##### Record excerpts
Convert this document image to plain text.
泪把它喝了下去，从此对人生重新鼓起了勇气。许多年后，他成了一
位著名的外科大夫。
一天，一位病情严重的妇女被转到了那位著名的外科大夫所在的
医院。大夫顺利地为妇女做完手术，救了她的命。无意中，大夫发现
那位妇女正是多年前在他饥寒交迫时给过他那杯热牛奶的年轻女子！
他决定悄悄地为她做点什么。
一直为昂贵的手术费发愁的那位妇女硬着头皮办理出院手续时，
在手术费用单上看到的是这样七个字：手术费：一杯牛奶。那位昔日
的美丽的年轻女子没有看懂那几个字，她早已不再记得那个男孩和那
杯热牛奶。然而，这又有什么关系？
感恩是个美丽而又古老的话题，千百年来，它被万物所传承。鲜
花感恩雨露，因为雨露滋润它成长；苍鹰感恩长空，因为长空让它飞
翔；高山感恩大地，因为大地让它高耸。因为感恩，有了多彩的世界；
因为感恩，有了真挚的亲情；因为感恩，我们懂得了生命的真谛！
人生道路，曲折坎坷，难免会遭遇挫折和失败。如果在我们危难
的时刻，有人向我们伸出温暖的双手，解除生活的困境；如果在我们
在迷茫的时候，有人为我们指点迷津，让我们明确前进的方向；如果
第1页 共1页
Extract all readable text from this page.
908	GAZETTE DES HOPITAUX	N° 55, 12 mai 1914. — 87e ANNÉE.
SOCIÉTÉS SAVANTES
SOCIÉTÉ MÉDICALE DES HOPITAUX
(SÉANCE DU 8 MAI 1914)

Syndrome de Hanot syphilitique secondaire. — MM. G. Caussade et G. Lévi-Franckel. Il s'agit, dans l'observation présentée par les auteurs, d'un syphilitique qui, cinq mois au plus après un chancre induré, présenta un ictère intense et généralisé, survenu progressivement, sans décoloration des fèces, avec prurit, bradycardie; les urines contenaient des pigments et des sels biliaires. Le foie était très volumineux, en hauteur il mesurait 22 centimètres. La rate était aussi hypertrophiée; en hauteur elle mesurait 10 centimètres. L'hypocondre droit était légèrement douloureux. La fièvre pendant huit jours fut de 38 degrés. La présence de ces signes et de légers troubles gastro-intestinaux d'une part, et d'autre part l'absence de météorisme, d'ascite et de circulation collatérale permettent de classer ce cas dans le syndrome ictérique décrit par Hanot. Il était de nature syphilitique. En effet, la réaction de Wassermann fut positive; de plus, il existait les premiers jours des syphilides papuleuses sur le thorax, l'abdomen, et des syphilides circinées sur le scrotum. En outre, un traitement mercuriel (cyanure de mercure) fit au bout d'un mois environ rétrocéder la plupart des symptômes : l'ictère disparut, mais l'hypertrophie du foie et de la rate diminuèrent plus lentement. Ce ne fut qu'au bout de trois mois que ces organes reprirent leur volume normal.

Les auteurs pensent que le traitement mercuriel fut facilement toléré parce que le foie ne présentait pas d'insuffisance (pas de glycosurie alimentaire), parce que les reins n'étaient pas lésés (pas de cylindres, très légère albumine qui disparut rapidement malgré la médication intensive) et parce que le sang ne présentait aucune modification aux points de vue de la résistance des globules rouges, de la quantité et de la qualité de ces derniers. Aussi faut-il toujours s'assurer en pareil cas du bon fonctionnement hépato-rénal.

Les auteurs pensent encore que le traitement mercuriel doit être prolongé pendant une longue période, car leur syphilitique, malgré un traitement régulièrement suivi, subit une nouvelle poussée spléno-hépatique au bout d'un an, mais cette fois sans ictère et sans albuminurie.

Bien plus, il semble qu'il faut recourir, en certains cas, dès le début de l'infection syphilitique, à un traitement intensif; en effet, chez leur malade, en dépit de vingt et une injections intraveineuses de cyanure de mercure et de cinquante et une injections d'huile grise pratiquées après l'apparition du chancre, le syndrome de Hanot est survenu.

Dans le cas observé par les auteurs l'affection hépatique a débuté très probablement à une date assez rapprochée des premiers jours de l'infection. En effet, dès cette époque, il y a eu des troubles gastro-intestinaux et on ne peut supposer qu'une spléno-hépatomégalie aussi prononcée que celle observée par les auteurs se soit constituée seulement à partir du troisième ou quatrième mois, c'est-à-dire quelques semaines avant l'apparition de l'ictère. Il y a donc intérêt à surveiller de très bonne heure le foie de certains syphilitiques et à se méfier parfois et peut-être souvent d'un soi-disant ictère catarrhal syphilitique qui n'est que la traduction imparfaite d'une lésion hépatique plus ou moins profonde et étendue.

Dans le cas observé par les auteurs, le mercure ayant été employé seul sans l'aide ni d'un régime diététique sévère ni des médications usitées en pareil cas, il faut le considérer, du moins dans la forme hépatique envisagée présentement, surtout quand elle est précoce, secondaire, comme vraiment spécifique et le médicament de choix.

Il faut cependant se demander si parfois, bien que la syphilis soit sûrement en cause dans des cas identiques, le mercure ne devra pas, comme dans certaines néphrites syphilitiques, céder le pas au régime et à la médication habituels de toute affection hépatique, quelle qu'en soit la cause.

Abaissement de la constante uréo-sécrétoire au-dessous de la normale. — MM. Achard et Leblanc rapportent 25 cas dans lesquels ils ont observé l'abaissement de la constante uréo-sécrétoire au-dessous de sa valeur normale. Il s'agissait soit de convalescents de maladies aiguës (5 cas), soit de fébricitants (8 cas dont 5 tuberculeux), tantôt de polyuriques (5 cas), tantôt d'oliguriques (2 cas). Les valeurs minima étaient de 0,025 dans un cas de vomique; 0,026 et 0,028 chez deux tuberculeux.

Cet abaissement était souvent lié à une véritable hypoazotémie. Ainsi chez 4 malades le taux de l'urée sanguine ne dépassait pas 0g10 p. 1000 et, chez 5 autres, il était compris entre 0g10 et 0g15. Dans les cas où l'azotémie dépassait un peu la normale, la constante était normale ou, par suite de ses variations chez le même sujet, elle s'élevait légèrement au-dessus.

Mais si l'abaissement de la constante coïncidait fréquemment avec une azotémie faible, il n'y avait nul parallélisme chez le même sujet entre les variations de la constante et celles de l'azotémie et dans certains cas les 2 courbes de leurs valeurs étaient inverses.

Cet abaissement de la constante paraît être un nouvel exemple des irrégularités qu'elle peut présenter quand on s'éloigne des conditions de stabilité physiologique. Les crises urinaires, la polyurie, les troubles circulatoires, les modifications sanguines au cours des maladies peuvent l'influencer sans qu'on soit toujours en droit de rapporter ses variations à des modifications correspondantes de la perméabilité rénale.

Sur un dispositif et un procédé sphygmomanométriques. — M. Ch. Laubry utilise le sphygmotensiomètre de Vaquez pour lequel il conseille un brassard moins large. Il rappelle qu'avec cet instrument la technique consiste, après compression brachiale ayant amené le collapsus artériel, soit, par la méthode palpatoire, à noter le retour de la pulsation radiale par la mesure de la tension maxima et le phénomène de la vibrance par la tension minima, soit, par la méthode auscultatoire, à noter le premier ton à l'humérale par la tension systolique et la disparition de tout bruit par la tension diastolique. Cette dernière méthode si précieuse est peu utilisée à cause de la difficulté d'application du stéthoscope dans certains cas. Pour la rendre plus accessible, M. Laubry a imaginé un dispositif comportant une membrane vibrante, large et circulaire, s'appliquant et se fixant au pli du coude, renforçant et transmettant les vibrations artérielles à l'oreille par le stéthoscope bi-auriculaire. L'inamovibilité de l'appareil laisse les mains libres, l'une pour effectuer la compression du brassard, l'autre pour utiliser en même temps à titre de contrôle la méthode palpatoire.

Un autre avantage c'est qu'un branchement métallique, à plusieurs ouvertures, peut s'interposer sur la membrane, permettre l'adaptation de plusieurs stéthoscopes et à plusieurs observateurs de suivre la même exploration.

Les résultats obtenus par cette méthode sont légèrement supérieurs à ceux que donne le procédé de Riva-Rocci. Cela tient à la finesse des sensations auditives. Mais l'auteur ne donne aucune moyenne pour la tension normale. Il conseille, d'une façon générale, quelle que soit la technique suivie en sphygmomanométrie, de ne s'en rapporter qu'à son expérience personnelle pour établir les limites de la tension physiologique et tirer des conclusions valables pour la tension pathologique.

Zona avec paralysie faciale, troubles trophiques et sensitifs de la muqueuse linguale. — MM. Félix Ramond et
##########
The request ->
Return each line where "être" shows up.

Expected output ->
Les auteurs pensent encore que le traitement mercuriel doit être prolongé pendant une longue période, car leur syphilitique, malgré un traitement régulièrement suivi, subit une nouvelle poussée spléno-hépatique au bout d'un an, mais cette fois sans ictère et sans albuminurie.
Dans le cas observé par les auteurs l'affection hépatique a débuté très probablement à une date assez rapprochée des premiers jours de l'infection. En effet, dès cette époque, il y a eu des troubles gastro-intestinaux et on ne peut supposer qu'une spléno-hépatomégalie aussi prononcée que celle observée par les auteurs se soit constituée seulement à partir du troisième ou quatrième mois, c'est-à-dire quelques semaines avant l'apparition de l'ictère. Il y a donc intérêt à surveiller de très bonne heure le foie de certains syphilitiques et à se méfier parfois et peut-être souvent d'un soi-disant ictère catarrhal syphilitique qui n'est que la traduction imparfaite d'une lésion hépatique plus ou moins profonde et étendue.
Cet abaissement de la constante paraît être un nouvel exemple des irrégularités qu'elle peut présenter quand on s'éloigne des conditions de stabilité physiologique. Les crises urinaires, la polyurie, les troubles circulatoires, les modifications sanguines au cours des maladies peuvent l'influencer sans qu'on soit toujours en droit de rapporter ses variations à des modifications correspondantes de la perméabilité rénale.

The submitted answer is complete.